Exercise:
Transcribe the records that follow in their entirety, omitting any pictures.

Information given:

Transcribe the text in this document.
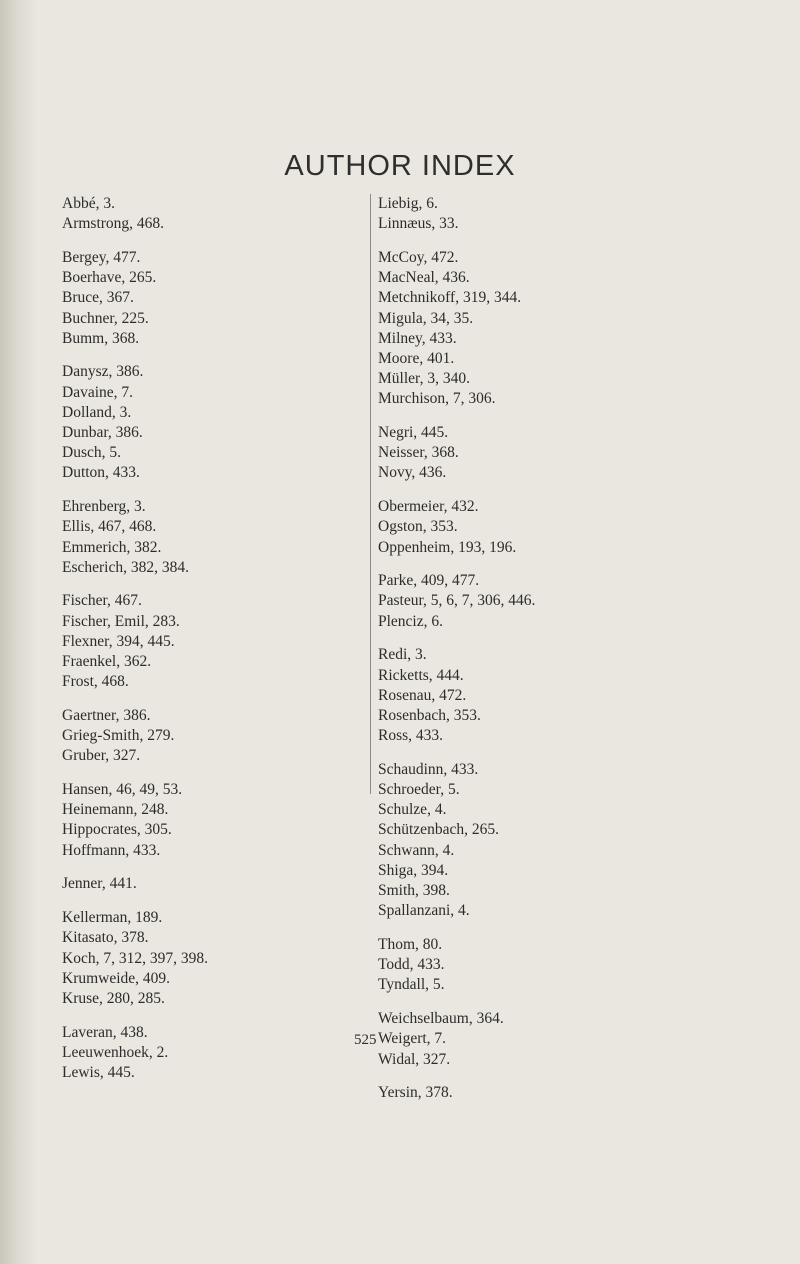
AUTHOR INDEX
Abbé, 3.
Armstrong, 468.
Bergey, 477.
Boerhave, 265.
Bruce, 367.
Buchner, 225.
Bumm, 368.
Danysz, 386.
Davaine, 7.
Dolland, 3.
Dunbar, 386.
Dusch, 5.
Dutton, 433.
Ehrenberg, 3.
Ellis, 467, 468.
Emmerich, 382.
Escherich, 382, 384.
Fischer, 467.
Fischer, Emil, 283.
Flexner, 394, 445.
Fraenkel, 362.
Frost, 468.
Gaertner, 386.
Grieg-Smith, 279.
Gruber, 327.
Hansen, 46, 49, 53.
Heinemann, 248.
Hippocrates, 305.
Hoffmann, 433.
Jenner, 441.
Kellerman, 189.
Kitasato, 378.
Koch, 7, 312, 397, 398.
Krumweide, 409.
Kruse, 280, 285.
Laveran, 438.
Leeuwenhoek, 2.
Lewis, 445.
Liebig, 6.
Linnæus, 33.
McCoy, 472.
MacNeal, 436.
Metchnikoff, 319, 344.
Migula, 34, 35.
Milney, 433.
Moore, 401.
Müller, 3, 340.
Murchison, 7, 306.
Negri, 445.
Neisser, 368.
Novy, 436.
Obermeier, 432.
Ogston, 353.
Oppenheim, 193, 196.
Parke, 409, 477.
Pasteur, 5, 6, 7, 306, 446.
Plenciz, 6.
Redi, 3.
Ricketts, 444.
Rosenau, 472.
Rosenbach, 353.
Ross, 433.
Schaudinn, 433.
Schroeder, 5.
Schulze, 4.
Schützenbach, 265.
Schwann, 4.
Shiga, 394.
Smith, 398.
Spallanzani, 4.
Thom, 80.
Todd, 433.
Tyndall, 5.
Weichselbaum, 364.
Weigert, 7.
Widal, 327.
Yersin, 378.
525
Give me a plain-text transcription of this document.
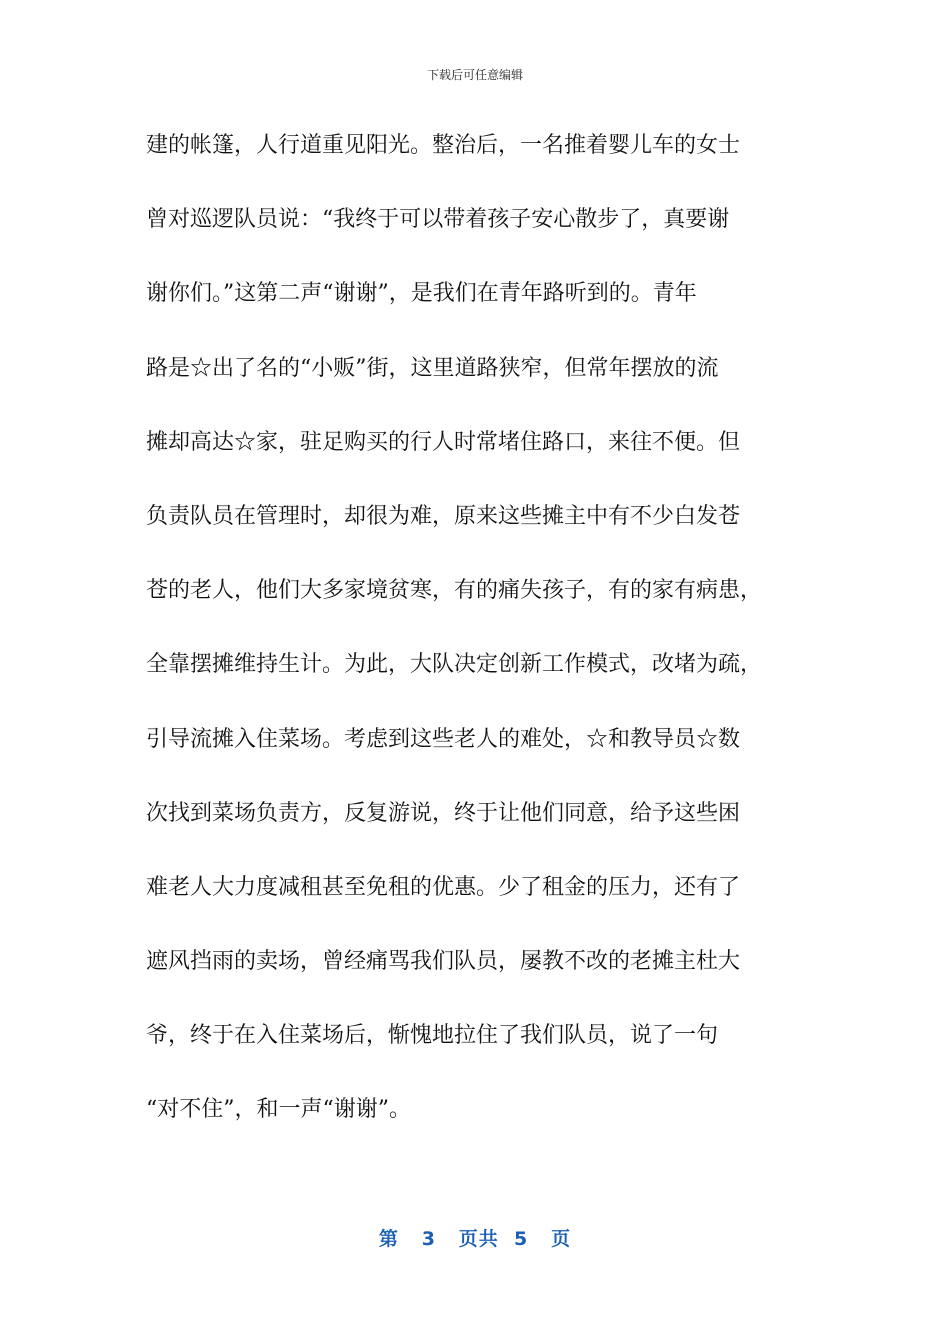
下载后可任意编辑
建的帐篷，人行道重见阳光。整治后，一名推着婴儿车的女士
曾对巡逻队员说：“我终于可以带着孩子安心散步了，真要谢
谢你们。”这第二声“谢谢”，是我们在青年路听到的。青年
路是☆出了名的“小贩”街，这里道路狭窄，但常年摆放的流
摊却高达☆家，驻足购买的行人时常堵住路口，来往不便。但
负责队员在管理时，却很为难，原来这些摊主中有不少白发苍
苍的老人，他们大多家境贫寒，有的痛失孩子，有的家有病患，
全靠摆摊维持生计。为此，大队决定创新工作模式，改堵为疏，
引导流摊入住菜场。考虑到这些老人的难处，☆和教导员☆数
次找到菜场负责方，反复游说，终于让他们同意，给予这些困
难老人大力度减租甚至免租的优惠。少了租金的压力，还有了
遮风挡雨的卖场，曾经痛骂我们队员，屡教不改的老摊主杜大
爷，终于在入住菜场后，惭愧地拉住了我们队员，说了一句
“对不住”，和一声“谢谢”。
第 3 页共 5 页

Exercise response:
Transcribe the text in this document.
AUTHOR INDEX
Abbé, 3.
Armstrong, 468.
Bergey, 477.
Boerhave, 265.
Bruce, 367.
Buchner, 225.
Bumm, 368.
Danysz, 386.
Davaine, 7.
Dolland, 3.
Dunbar, 386.
Dusch, 5.
Dutton, 433.
Ehrenberg, 3.
Ellis, 467, 468.
Emmerich, 382.
Escherich, 382, 384.
Fischer, 467.
Fischer, Emil, 283.
Flexner, 394, 445.
Fraenkel, 362.
Frost, 468.
Gaertner, 386.
Grieg-Smith, 279.
Gruber, 327.
Hansen, 46, 49, 53.
Heinemann, 248.
Hippocrates, 305.
Hoffmann, 433.
Jenner, 441.
Kellerman, 189.
Kitasato, 378.
Koch, 7, 312, 397, 398.
Krumweide, 409.
Kruse, 280, 285.
Laveran, 438.
Leeuwenhoek, 2.
Lewis, 445.
Liebig, 6.
Linnæus, 33.
McCoy, 472.
MacNeal, 436.
Metchnikoff, 319, 344.
Migula, 34, 35.
Milney, 433.
Moore, 401.
Müller, 3, 340.
Murchison, 7, 306.
Negri, 445.
Neisser, 368.
Novy, 436.
Obermeier, 432.
Ogston, 353.
Oppenheim, 193, 196.
Parke, 409, 477.
Pasteur, 5, 6, 7, 306, 446.
Plenciz, 6.
Redi, 3.
Ricketts, 444.
Rosenau, 472.
Rosenbach, 353.
Ross, 433.
Schaudinn, 433.
Schroeder, 5.
Schulze, 4.
Schützenbach, 265.
Schwann, 4.
Shiga, 394.
Smith, 398.
Spallanzani, 4.
Thom, 80.
Todd, 433.
Tyndall, 5.
Weichselbaum, 364.
Weigert, 7.
Widal, 327.
Yersin, 378.
525
Give me a plain-text transcription of this document.
下载后可任意编辑
建的帐篷，人行道重见阳光。整治后，一名推着婴儿车的女士
曾对巡逻队员说：“我终于可以带着孩子安心散步了，真要谢
谢你们。”这第二声“谢谢”，是我们在青年路听到的。青年
路是☆出了名的“小贩”街，这里道路狭窄，但常年摆放的流
摊却高达☆家，驻足购买的行人时常堵住路口，来往不便。但
负责队员在管理时，却很为难，原来这些摊主中有不少白发苍
苍的老人，他们大多家境贫寒，有的痛失孩子，有的家有病患，
全靠摆摊维持生计。为此，大队决定创新工作模式，改堵为疏，
引导流摊入住菜场。考虑到这些老人的难处，☆和教导员☆数
次找到菜场负责方，反复游说，终于让他们同意，给予这些困
难老人大力度减租甚至免租的优惠。少了租金的压力，还有了
遮风挡雨的卖场，曾经痛骂我们队员，屡教不改的老摊主杜大
爷，终于在入住菜场后，惭愧地拉住了我们队员，说了一句
“对不住”，和一声“谢谢”。
第 3 页共 5 页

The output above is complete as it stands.